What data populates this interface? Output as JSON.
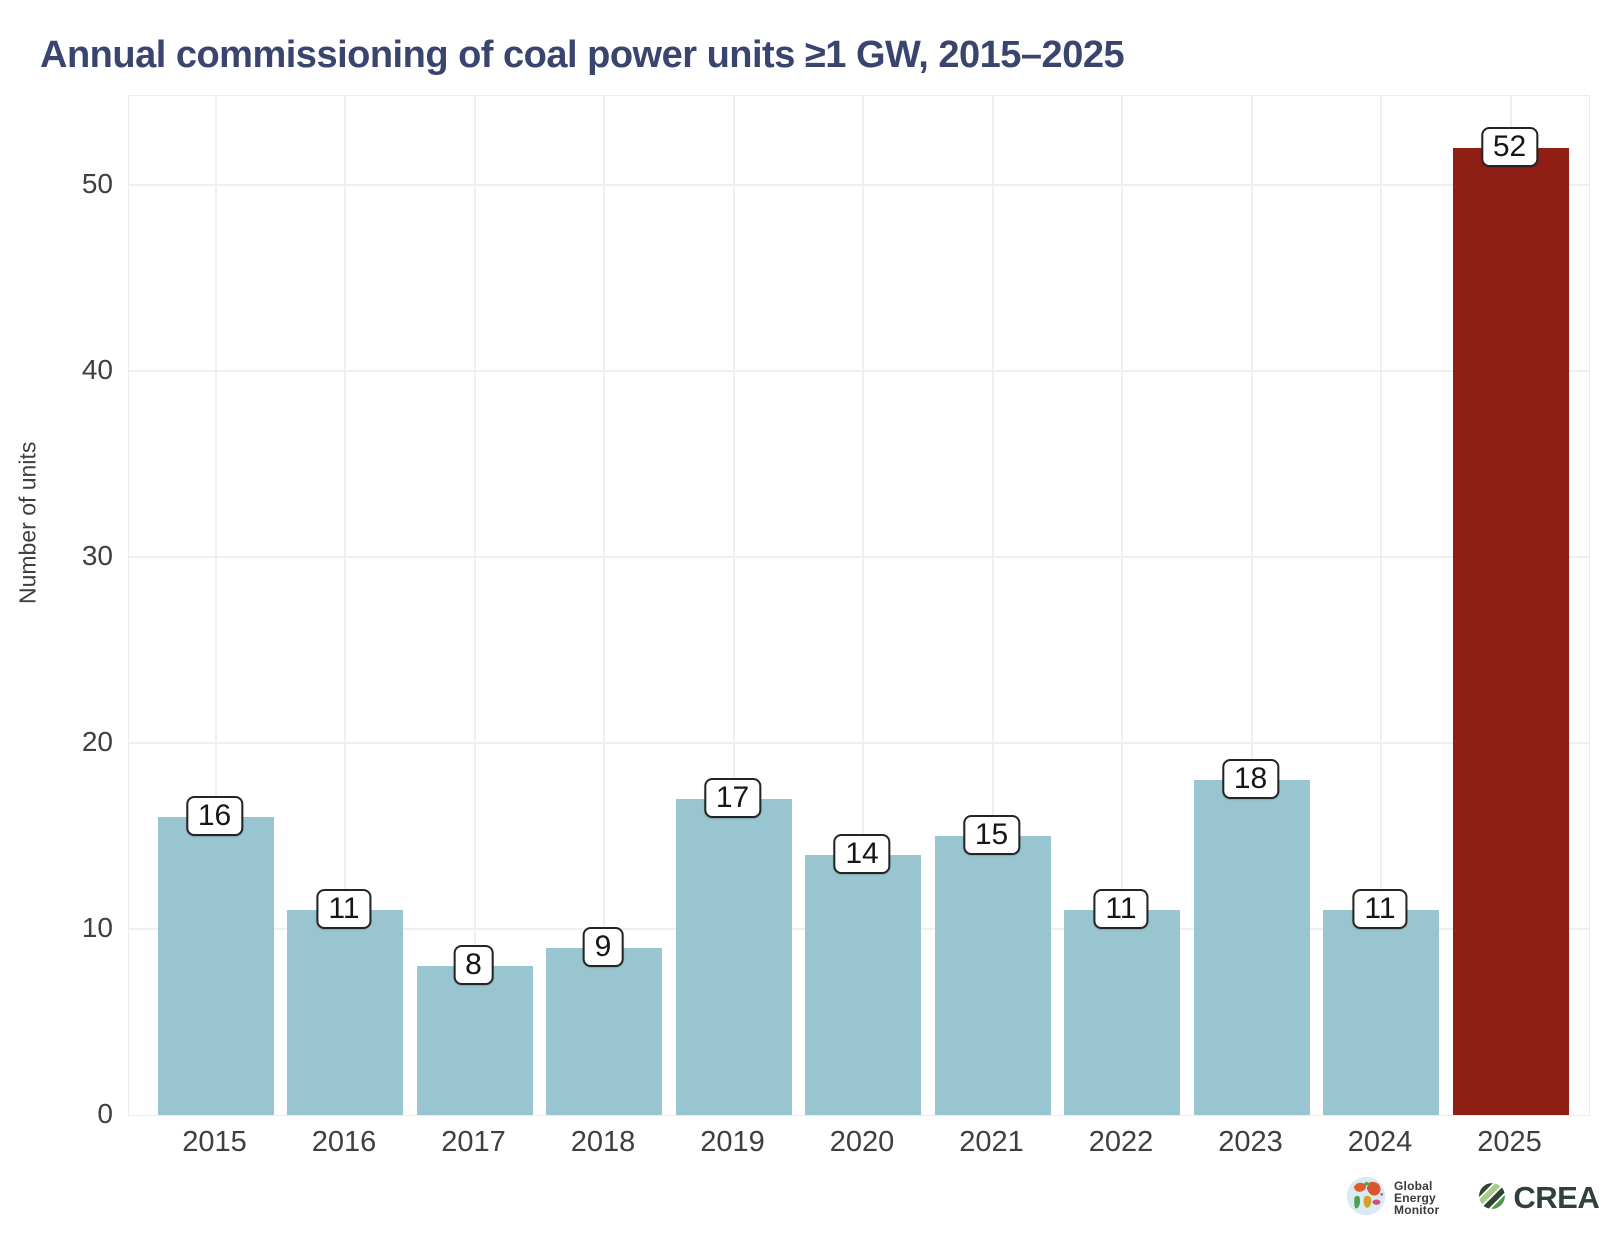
{
  "chart_data": {
    "type": "bar",
    "title": "Annual commissioning of coal power units ≥1 GW, 2015–2025",
    "categories": [
      "2015",
      "2016",
      "2017",
      "2018",
      "2019",
      "2020",
      "2021",
      "2022",
      "2023",
      "2024",
      "2025"
    ],
    "values": [
      16,
      11,
      8,
      9,
      17,
      14,
      15,
      11,
      18,
      11,
      52
    ],
    "xlabel": "",
    "ylabel": "Number of units",
    "yticks": [
      0,
      10,
      20,
      30,
      40,
      50
    ],
    "ylim": [
      0,
      54.8
    ],
    "grid": true,
    "legend": false,
    "value_labels": true,
    "bar_color": "#98c5cf",
    "highlight_color": "#8f1f14",
    "highlight_category": "2025"
  },
  "footer": {
    "gem": {
      "lines": [
        "Global",
        "Energy",
        "Monitor"
      ]
    },
    "crea": {
      "label": "CREA"
    }
  }
}
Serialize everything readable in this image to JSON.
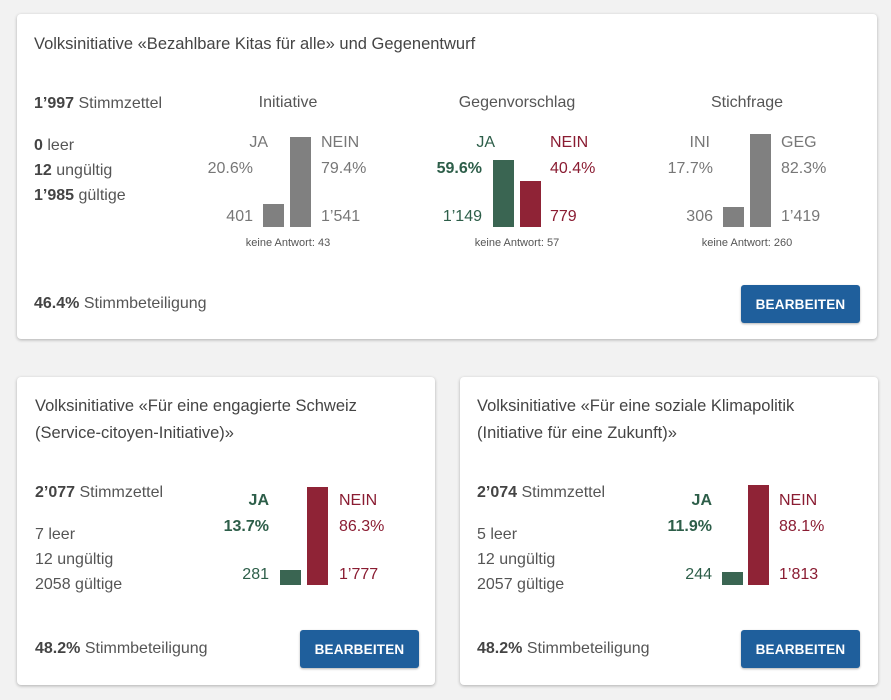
{
  "top": {
    "title": "Volksinitiative «Bezahlbare Kitas für alle» und Gegenentwurf",
    "ballots_num": "1’997",
    "ballots_label": "Stimmzettel",
    "blank_num": "0",
    "blank_label": "leer",
    "invalid_num": "12",
    "invalid_label": "ungültig",
    "valid_num": "1’985",
    "valid_label": "gültige",
    "turnout_pct": "46.4%",
    "turnout_label": "Stimmbeteiligung",
    "edit_label": "BEARBEITEN",
    "charts": [
      {
        "title": "Initiative",
        "left_label": "JA",
        "left_pct": "20.6%",
        "left_count": "401",
        "left_value": 20.6,
        "right_label": "NEIN",
        "right_pct": "79.4%",
        "right_count": "1’541",
        "right_value": 79.4,
        "no_answer": "keine Antwort: 43",
        "style": "gray"
      },
      {
        "title": "Gegenvorschlag",
        "left_label": "JA",
        "left_pct": "59.6%",
        "left_count": "1’149",
        "left_value": 59.6,
        "right_label": "NEIN",
        "right_pct": "40.4%",
        "right_count": "779",
        "right_value": 40.4,
        "no_answer": "keine Antwort: 57",
        "style": "color"
      },
      {
        "title": "Stichfrage",
        "left_label": "INI",
        "left_pct": "17.7%",
        "left_count": "306",
        "left_value": 17.7,
        "right_label": "GEG",
        "right_pct": "82.3%",
        "right_count": "1’419",
        "right_value": 82.3,
        "no_answer": "keine Antwort: 260",
        "style": "gray"
      }
    ]
  },
  "left": {
    "title_line1": "Volksinitiative «Für eine engagierte Schweiz",
    "title_line2": "(Service-citoyen-Initiative)»",
    "ballots_num": "2’077",
    "ballots_label": "Stimmzettel",
    "blank": "7 leer",
    "invalid": "12 ungültig",
    "valid": "2058 gültige",
    "turnout_pct": "48.2%",
    "turnout_label": "Stimmbeteiligung",
    "edit_label": "BEARBEITEN",
    "chart": {
      "left_label": "JA",
      "left_pct": "13.7%",
      "left_count": "281",
      "left_value": 13.7,
      "right_label": "NEIN",
      "right_pct": "86.3%",
      "right_count": "1’777",
      "right_value": 86.3
    }
  },
  "right": {
    "title_line1": "Volksinitiative «Für eine soziale Klimapolitik",
    "title_line2": "(Initiative für eine Zukunft)»",
    "ballots_num": "2’074",
    "ballots_label": "Stimmzettel",
    "blank": "5 leer",
    "invalid": "12 ungültig",
    "valid": "2057 gültige",
    "turnout_pct": "48.2%",
    "turnout_label": "Stimmbeteiligung",
    "edit_label": "BEARBEITEN",
    "chart": {
      "left_label": "JA",
      "left_pct": "11.9%",
      "left_count": "244",
      "left_value": 11.9,
      "right_label": "NEIN",
      "right_pct": "88.1%",
      "right_count": "1’813",
      "right_value": 88.1
    }
  }
}
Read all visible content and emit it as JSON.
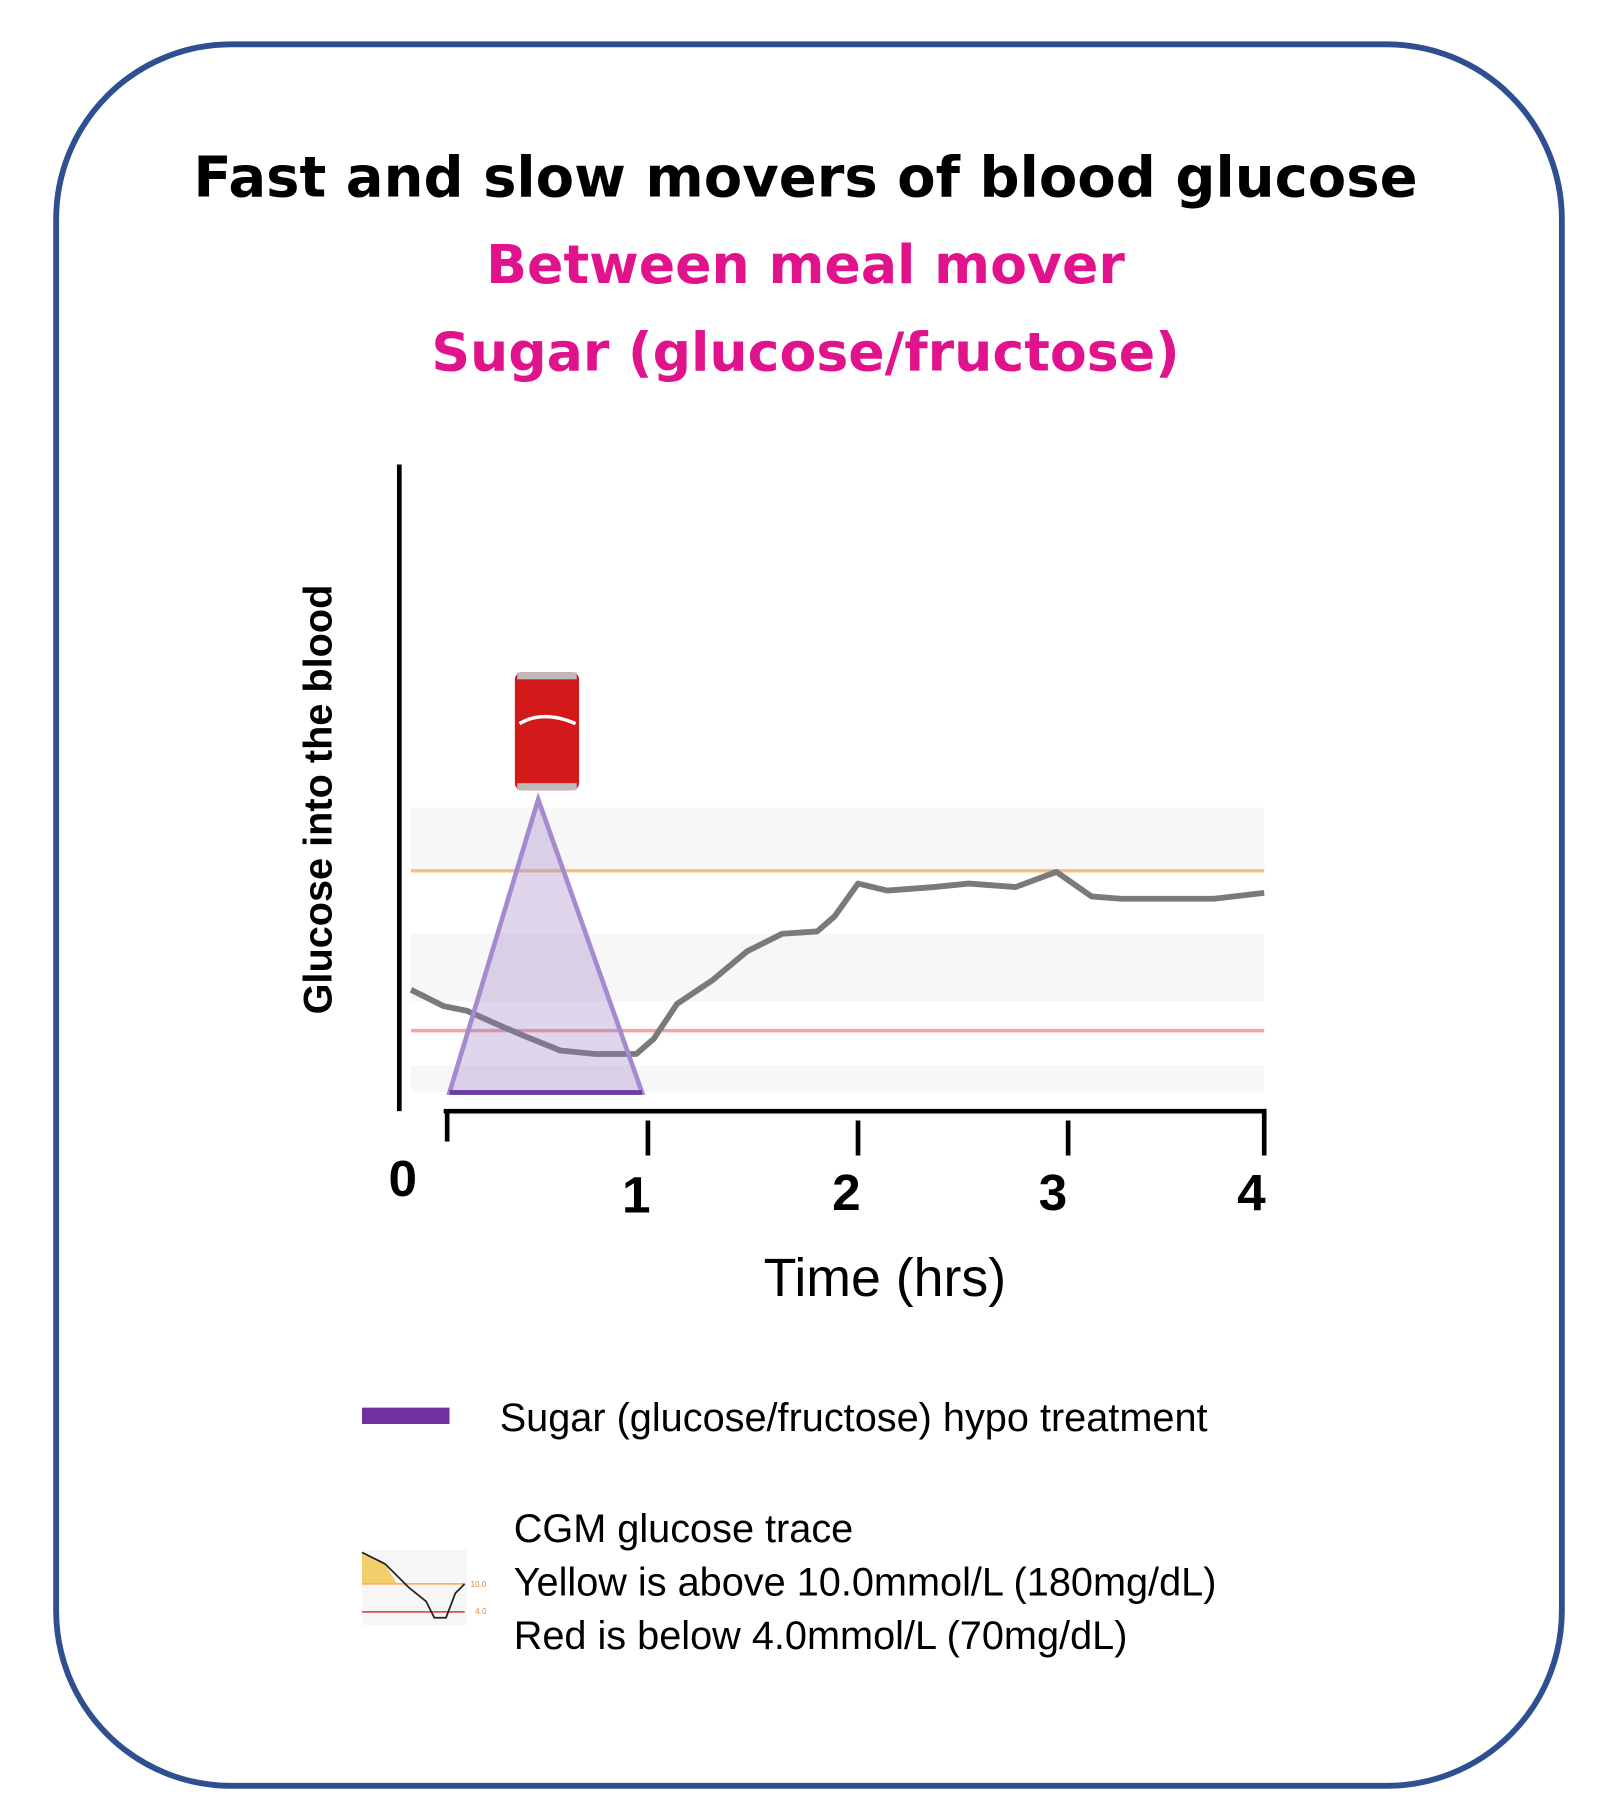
+--
Take the entries shown above and quote them verbatim, passing over the pictures.

What data populates this interface? Output as JSON.
{
  "chart_data": {
    "type": "bar",
    "title": "Annual commissioning of coal power units ≥1 GW, 2015–2025",
    "categories": [
      "2015",
      "2016",
      "2017",
      "2018",
      "2019",
      "2020",
      "2021",
      "2022",
      "2023",
      "2024",
      "2025"
    ],
    "values": [
      16,
      11,
      8,
      9,
      17,
      14,
      15,
      11,
      18,
      11,
      52
    ],
    "xlabel": "",
    "ylabel": "Number of units",
    "yticks": [
      0,
      10,
      20,
      30,
      40,
      50
    ],
    "ylim": [
      0,
      54.8
    ],
    "grid": true,
    "legend": false,
    "value_labels": true,
    "bar_color": "#98c5cf",
    "highlight_color": "#8f1f14",
    "highlight_category": "2025"
  },
  "footer": {
    "gem": {
      "lines": [
        "Global",
        "Energy",
        "Monitor"
      ]
    },
    "crea": {
      "label": "CREA"
    }
  }
}
Serialize everything readable in this image to JSON.
{
  "top": {
    "title": "Volksinitiative «Bezahlbare Kitas für alle» und Gegenentwurf",
    "ballots_num": "1’997",
    "ballots_label": "Stimmzettel",
    "blank_num": "0",
    "blank_label": "leer",
    "invalid_num": "12",
    "invalid_label": "ungültig",
    "valid_num": "1’985",
    "valid_label": "gültige",
    "turnout_pct": "46.4%",
    "turnout_label": "Stimmbeteiligung",
    "edit_label": "BEARBEITEN",
    "charts": [
      {
        "title": "Initiative",
        "left_label": "JA",
        "left_pct": "20.6%",
        "left_count": "401",
        "left_value": 20.6,
        "right_label": "NEIN",
        "right_pct": "79.4%",
        "right_count": "1’541",
        "right_value": 79.4,
        "no_answer": "keine Antwort: 43",
        "style": "gray"
      },
      {
        "title": "Gegenvorschlag",
        "left_label": "JA",
        "left_pct": "59.6%",
        "left_count": "1’149",
        "left_value": 59.6,
        "right_label": "NEIN",
        "right_pct": "40.4%",
        "right_count": "779",
        "right_value": 40.4,
        "no_answer": "keine Antwort: 57",
        "style": "color"
      },
      {
        "title": "Stichfrage",
        "left_label": "INI",
        "left_pct": "17.7%",
        "left_count": "306",
        "left_value": 17.7,
        "right_label": "GEG",
        "right_pct": "82.3%",
        "right_count": "1’419",
        "right_value": 82.3,
        "no_answer": "keine Antwort: 260",
        "style": "gray"
      }
    ]
  },
  "left": {
    "title_line1": "Volksinitiative «Für eine engagierte Schweiz",
    "title_line2": "(Service-citoyen-Initiative)»",
    "ballots_num": "2’077",
    "ballots_label": "Stimmzettel",
    "blank": "7 leer",
    "invalid": "12 ungültig",
    "valid": "2058 gültige",
    "turnout_pct": "48.2%",
    "turnout_label": "Stimmbeteiligung",
    "edit_label": "BEARBEITEN",
    "chart": {
      "left_label": "JA",
      "left_pct": "13.7%",
      "left_count": "281",
      "left_value": 13.7,
      "right_label": "NEIN",
      "right_pct": "86.3%",
      "right_count": "1’777",
      "right_value": 86.3
    }
  },
  "right": {
    "title_line1": "Volksinitiative «Für eine soziale Klimapolitik",
    "title_line2": "(Initiative für eine Zukunft)»",
    "ballots_num": "2’074",
    "ballots_label": "Stimmzettel",
    "blank": "5 leer",
    "invalid": "12 ungültig",
    "valid": "2057 gültige",
    "turnout_pct": "48.2%",
    "turnout_label": "Stimmbeteiligung",
    "edit_label": "BEARBEITEN",
    "chart": {
      "left_label": "JA",
      "left_pct": "11.9%",
      "left_count": "244",
      "left_value": 11.9,
      "right_label": "NEIN",
      "right_pct": "88.1%",
      "right_count": "1’813",
      "right_value": 88.1
    }
  }
}
Read all visible content and emit it as JSON.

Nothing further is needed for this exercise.